### [A run of records]
***
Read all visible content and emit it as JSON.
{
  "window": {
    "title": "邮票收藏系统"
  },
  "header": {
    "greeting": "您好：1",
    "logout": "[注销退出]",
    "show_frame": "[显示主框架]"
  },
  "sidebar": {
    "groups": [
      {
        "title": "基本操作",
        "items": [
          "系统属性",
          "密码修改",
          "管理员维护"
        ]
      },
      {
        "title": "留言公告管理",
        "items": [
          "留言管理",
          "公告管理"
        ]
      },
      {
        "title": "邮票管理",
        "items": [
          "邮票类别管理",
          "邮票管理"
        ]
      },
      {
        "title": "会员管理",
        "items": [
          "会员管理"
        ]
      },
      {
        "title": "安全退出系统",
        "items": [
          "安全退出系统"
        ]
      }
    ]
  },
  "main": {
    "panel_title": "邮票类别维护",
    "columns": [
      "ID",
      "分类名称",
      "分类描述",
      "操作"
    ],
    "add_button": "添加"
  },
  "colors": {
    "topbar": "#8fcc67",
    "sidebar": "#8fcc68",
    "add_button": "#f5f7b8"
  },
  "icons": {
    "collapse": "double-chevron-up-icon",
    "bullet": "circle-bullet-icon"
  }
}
***
### [TASK STATEMENT]
Please repeat the listing exactly, with nothing left out.

### [THE SOLUTION]
Read all visible content and emit it as JSON.
{
  "window": {
    "title": "邮票收藏系统"
  },
  "header": {
    "greeting": "您好：1",
    "logout": "[注销退出]",
    "show_frame": "[显示主框架]"
  },
  "sidebar": {
    "groups": [
      {
        "title": "基本操作",
        "items": [
          "系统属性",
          "密码修改",
          "管理员维护"
        ]
      },
      {
        "title": "留言公告管理",
        "items": [
          "留言管理",
          "公告管理"
        ]
      },
      {
        "title": "邮票管理",
        "items": [
          "邮票类别管理",
          "邮票管理"
        ]
      },
      {
        "title": "会员管理",
        "items": [
          "会员管理"
        ]
      },
      {
        "title": "安全退出系统",
        "items": [
          "安全退出系统"
        ]
      }
    ]
  },
  "main": {
    "panel_title": "邮票类别维护",
    "columns": [
      "ID",
      "分类名称",
      "分类描述",
      "操作"
    ],
    "add_button": "添加"
  },
  "colors": {
    "topbar": "#8fcc67",
    "sidebar": "#8fcc68",
    "add_button": "#f5f7b8"
  },
  "icons": {
    "collapse": "double-chevron-up-icon",
    "bullet": "circle-bullet-icon"
  }
}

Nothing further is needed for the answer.